◆ **ACTIVITY**
The listing below should be written out word for word, with its pictures removed.

◆ **DATA SUPPLIED**
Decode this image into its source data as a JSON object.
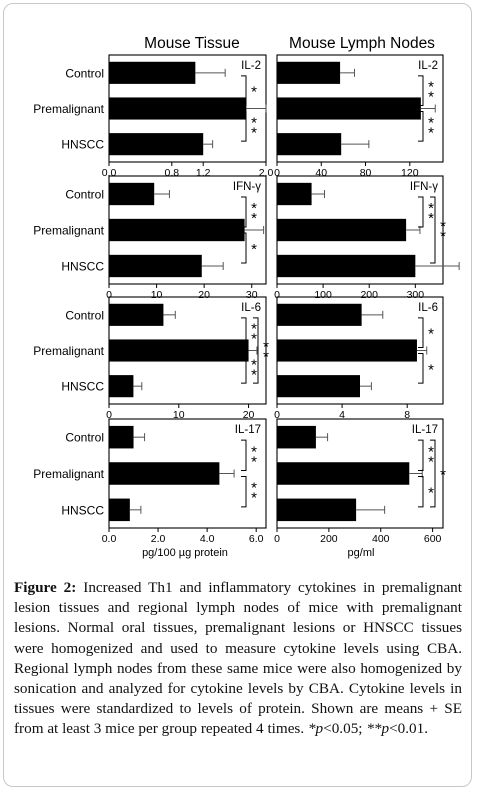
{
  "figure": {
    "column_titles": [
      "Mouse Tissue",
      "Mouse Lymph Nodes"
    ],
    "group_labels": [
      "Control",
      "Premalignant",
      "HNSCC"
    ],
    "x_titles": [
      "pg/100 µg protein",
      "pg/ml"
    ]
  },
  "chart_data": [
    {
      "type": "bar",
      "panel": "tissue",
      "title": "IL-2",
      "categories": [
        "Control",
        "Premalignant",
        "HNSCC"
      ],
      "values": [
        1.1,
        1.75,
        1.2
      ],
      "errors": [
        0.38,
        0.25,
        0.12
      ],
      "xlim": [
        0,
        2.0
      ],
      "ticks": [
        0,
        0.8,
        1.2,
        2.0
      ],
      "tick_labels": [
        "0.0",
        "0.8",
        "1.2",
        "2.0"
      ],
      "orientation": "horizontal",
      "significance": [
        {
          "from": 0,
          "to": 1,
          "label": "*"
        },
        {
          "from": 1,
          "to": 2,
          "label": "**"
        }
      ]
    },
    {
      "type": "bar",
      "panel": "lymph",
      "title": "IL-2",
      "categories": [
        "Control",
        "Premalignant",
        "HNSCC"
      ],
      "values": [
        57,
        130,
        58
      ],
      "errors": [
        13,
        13,
        25
      ],
      "xlim": [
        0,
        150
      ],
      "ticks": [
        0,
        40,
        80,
        120
      ],
      "tick_labels": [
        "0",
        "40",
        "80",
        "120"
      ],
      "orientation": "horizontal",
      "significance": [
        {
          "from": 0,
          "to": 1,
          "label": "**"
        },
        {
          "from": 1,
          "to": 2,
          "label": "**"
        }
      ]
    },
    {
      "type": "bar",
      "panel": "tissue",
      "title": "IFN-γ",
      "categories": [
        "Control",
        "Premalignant",
        "HNSCC"
      ],
      "values": [
        9.5,
        28.5,
        19.5
      ],
      "errors": [
        3.2,
        4,
        4.5
      ],
      "xlim": [
        0,
        33
      ],
      "ticks": [
        0,
        10,
        20,
        30
      ],
      "tick_labels": [
        "0",
        "10",
        "20",
        "30"
      ],
      "orientation": "horizontal",
      "significance": [
        {
          "from": 0,
          "to": 1,
          "label": "**"
        },
        {
          "from": 1,
          "to": 2,
          "label": "*"
        }
      ]
    },
    {
      "type": "bar",
      "panel": "lymph",
      "title": "IFN-γ",
      "categories": [
        "Control",
        "Premalignant",
        "HNSCC"
      ],
      "values": [
        75,
        280,
        300
      ],
      "errors": [
        28,
        30,
        95
      ],
      "xlim": [
        0,
        360
      ],
      "ticks": [
        0,
        100,
        200,
        300
      ],
      "tick_labels": [
        "0",
        "100",
        "200",
        "300"
      ],
      "orientation": "horizontal",
      "significance": [
        {
          "from": 0,
          "to": 1,
          "label": "**"
        },
        {
          "from": 0,
          "to": 2,
          "label": "**"
        }
      ]
    },
    {
      "type": "bar",
      "panel": "tissue",
      "title": "IL-6",
      "categories": [
        "Control",
        "Premalignant",
        "HNSCC"
      ],
      "values": [
        7.8,
        20,
        3.5
      ],
      "errors": [
        1.7,
        1.2,
        1.2
      ],
      "xlim": [
        0,
        22.5
      ],
      "ticks": [
        0,
        10,
        20
      ],
      "tick_labels": [
        "0",
        "10",
        "20"
      ],
      "orientation": "horizontal",
      "significance": [
        {
          "from": 0,
          "to": 1,
          "label": "**"
        },
        {
          "from": 1,
          "to": 2,
          "label": "**"
        },
        {
          "from": 0,
          "to": 2,
          "label": "**"
        }
      ]
    },
    {
      "type": "bar",
      "panel": "lymph",
      "title": "IL-6",
      "categories": [
        "Control",
        "Premalignant",
        "HNSCC"
      ],
      "values": [
        5.2,
        8.6,
        5.1
      ],
      "errors": [
        1.3,
        0.6,
        0.7
      ],
      "xlim": [
        0,
        10.2
      ],
      "ticks": [
        0,
        4,
        8
      ],
      "tick_labels": [
        "0",
        "4",
        "8"
      ],
      "orientation": "horizontal",
      "significance": [
        {
          "from": 0,
          "to": 1,
          "label": "*"
        },
        {
          "from": 1,
          "to": 2,
          "label": "*"
        }
      ]
    },
    {
      "type": "bar",
      "panel": "tissue",
      "title": "IL-17",
      "categories": [
        "Control",
        "Premalignant",
        "HNSCC"
      ],
      "values": [
        1.0,
        4.5,
        0.85
      ],
      "errors": [
        0.45,
        0.6,
        0.45
      ],
      "xlim": [
        0,
        6.4
      ],
      "ticks": [
        0,
        2.0,
        4.0,
        6.0
      ],
      "tick_labels": [
        "0.0",
        "2.0",
        "4.0",
        "6.0"
      ],
      "orientation": "horizontal",
      "significance": [
        {
          "from": 0,
          "to": 1,
          "label": "**"
        },
        {
          "from": 1,
          "to": 2,
          "label": "**"
        }
      ]
    },
    {
      "type": "bar",
      "panel": "lymph",
      "title": "IL-17",
      "categories": [
        "Control",
        "Premalignant",
        "HNSCC"
      ],
      "values": [
        150,
        510,
        305
      ],
      "errors": [
        45,
        50,
        110
      ],
      "xlim": [
        0,
        640
      ],
      "ticks": [
        0,
        200,
        400,
        600
      ],
      "tick_labels": [
        "0",
        "200",
        "400",
        "600"
      ],
      "orientation": "horizontal",
      "significance": [
        {
          "from": 0,
          "to": 1,
          "label": "**"
        },
        {
          "from": 1,
          "to": 2,
          "label": "*"
        },
        {
          "from": 0,
          "to": 2,
          "label": "*"
        }
      ]
    }
  ],
  "caption": {
    "label": "Figure 2:",
    "body": " Increased Th1 and inflammatory cytokines in premalignant lesion tissues and regional lymph nodes of mice with premalignant lesions. Normal oral tissues, premalignant lesions or HNSCC tissues were homogenized and used to measure cytokine levels using CBA. Regional lymph nodes from these same mice were also homogenized by sonication and analyzed for cytokine levels by CBA. Cytokine levels in tissues were standardized to levels of protein. Shown are means + SE from at least 3 mice per group repeated 4 times. ",
    "p1_sym": "*p",
    "p1_rest": "<0.05; ",
    "p2_sym": "**p",
    "p2_rest": "<0.01."
  }
}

◆ **ANSWER SPACE**
Decode this image into its source data as a JSON object.
{
  "figure": {
    "column_titles": [
      "Mouse Tissue",
      "Mouse Lymph Nodes"
    ],
    "group_labels": [
      "Control",
      "Premalignant",
      "HNSCC"
    ],
    "x_titles": [
      "pg/100 µg protein",
      "pg/ml"
    ]
  },
  "chart_data": [
    {
      "type": "bar",
      "panel": "tissue",
      "title": "IL-2",
      "categories": [
        "Control",
        "Premalignant",
        "HNSCC"
      ],
      "values": [
        1.1,
        1.75,
        1.2
      ],
      "errors": [
        0.38,
        0.25,
        0.12
      ],
      "xlim": [
        0,
        2.0
      ],
      "ticks": [
        0,
        0.8,
        1.2,
        2.0
      ],
      "tick_labels": [
        "0.0",
        "0.8",
        "1.2",
        "2.0"
      ],
      "orientation": "horizontal",
      "significance": [
        {
          "from": 0,
          "to": 1,
          "label": "*"
        },
        {
          "from": 1,
          "to": 2,
          "label": "**"
        }
      ]
    },
    {
      "type": "bar",
      "panel": "lymph",
      "title": "IL-2",
      "categories": [
        "Control",
        "Premalignant",
        "HNSCC"
      ],
      "values": [
        57,
        130,
        58
      ],
      "errors": [
        13,
        13,
        25
      ],
      "xlim": [
        0,
        150
      ],
      "ticks": [
        0,
        40,
        80,
        120
      ],
      "tick_labels": [
        "0",
        "40",
        "80",
        "120"
      ],
      "orientation": "horizontal",
      "significance": [
        {
          "from": 0,
          "to": 1,
          "label": "**"
        },
        {
          "from": 1,
          "to": 2,
          "label": "**"
        }
      ]
    },
    {
      "type": "bar",
      "panel": "tissue",
      "title": "IFN-γ",
      "categories": [
        "Control",
        "Premalignant",
        "HNSCC"
      ],
      "values": [
        9.5,
        28.5,
        19.5
      ],
      "errors": [
        3.2,
        4,
        4.5
      ],
      "xlim": [
        0,
        33
      ],
      "ticks": [
        0,
        10,
        20,
        30
      ],
      "tick_labels": [
        "0",
        "10",
        "20",
        "30"
      ],
      "orientation": "horizontal",
      "significance": [
        {
          "from": 0,
          "to": 1,
          "label": "**"
        },
        {
          "from": 1,
          "to": 2,
          "label": "*"
        }
      ]
    },
    {
      "type": "bar",
      "panel": "lymph",
      "title": "IFN-γ",
      "categories": [
        "Control",
        "Premalignant",
        "HNSCC"
      ],
      "values": [
        75,
        280,
        300
      ],
      "errors": [
        28,
        30,
        95
      ],
      "xlim": [
        0,
        360
      ],
      "ticks": [
        0,
        100,
        200,
        300
      ],
      "tick_labels": [
        "0",
        "100",
        "200",
        "300"
      ],
      "orientation": "horizontal",
      "significance": [
        {
          "from": 0,
          "to": 1,
          "label": "**"
        },
        {
          "from": 0,
          "to": 2,
          "label": "**"
        }
      ]
    },
    {
      "type": "bar",
      "panel": "tissue",
      "title": "IL-6",
      "categories": [
        "Control",
        "Premalignant",
        "HNSCC"
      ],
      "values": [
        7.8,
        20,
        3.5
      ],
      "errors": [
        1.7,
        1.2,
        1.2
      ],
      "xlim": [
        0,
        22.5
      ],
      "ticks": [
        0,
        10,
        20
      ],
      "tick_labels": [
        "0",
        "10",
        "20"
      ],
      "orientation": "horizontal",
      "significance": [
        {
          "from": 0,
          "to": 1,
          "label": "**"
        },
        {
          "from": 1,
          "to": 2,
          "label": "**"
        },
        {
          "from": 0,
          "to": 2,
          "label": "**"
        }
      ]
    },
    {
      "type": "bar",
      "panel": "lymph",
      "title": "IL-6",
      "categories": [
        "Control",
        "Premalignant",
        "HNSCC"
      ],
      "values": [
        5.2,
        8.6,
        5.1
      ],
      "errors": [
        1.3,
        0.6,
        0.7
      ],
      "xlim": [
        0,
        10.2
      ],
      "ticks": [
        0,
        4,
        8
      ],
      "tick_labels": [
        "0",
        "4",
        "8"
      ],
      "orientation": "horizontal",
      "significance": [
        {
          "from": 0,
          "to": 1,
          "label": "*"
        },
        {
          "from": 1,
          "to": 2,
          "label": "*"
        }
      ]
    },
    {
      "type": "bar",
      "panel": "tissue",
      "title": "IL-17",
      "categories": [
        "Control",
        "Premalignant",
        "HNSCC"
      ],
      "values": [
        1.0,
        4.5,
        0.85
      ],
      "errors": [
        0.45,
        0.6,
        0.45
      ],
      "xlim": [
        0,
        6.4
      ],
      "ticks": [
        0,
        2.0,
        4.0,
        6.0
      ],
      "tick_labels": [
        "0.0",
        "2.0",
        "4.0",
        "6.0"
      ],
      "orientation": "horizontal",
      "significance": [
        {
          "from": 0,
          "to": 1,
          "label": "**"
        },
        {
          "from": 1,
          "to": 2,
          "label": "**"
        }
      ]
    },
    {
      "type": "bar",
      "panel": "lymph",
      "title": "IL-17",
      "categories": [
        "Control",
        "Premalignant",
        "HNSCC"
      ],
      "values": [
        150,
        510,
        305
      ],
      "errors": [
        45,
        50,
        110
      ],
      "xlim": [
        0,
        640
      ],
      "ticks": [
        0,
        200,
        400,
        600
      ],
      "tick_labels": [
        "0",
        "200",
        "400",
        "600"
      ],
      "orientation": "horizontal",
      "significance": [
        {
          "from": 0,
          "to": 1,
          "label": "**"
        },
        {
          "from": 1,
          "to": 2,
          "label": "*"
        },
        {
          "from": 0,
          "to": 2,
          "label": "*"
        }
      ]
    }
  ],
  "caption": {
    "label": "Figure 2:",
    "body": " Increased Th1 and inflammatory cytokines in premalignant lesion tissues and regional lymph nodes of mice with premalignant lesions. Normal oral tissues, premalignant lesions or HNSCC tissues were homogenized and used to measure cytokine levels using CBA. Regional lymph nodes from these same mice were also homogenized by sonication and analyzed for cytokine levels by CBA. Cytokine levels in tissues were standardized to levels of protein. Shown are means + SE from at least 3 mice per group repeated 4 times. ",
    "p1_sym": "*p",
    "p1_rest": "<0.05; ",
    "p2_sym": "**p",
    "p2_rest": "<0.01."
  }
}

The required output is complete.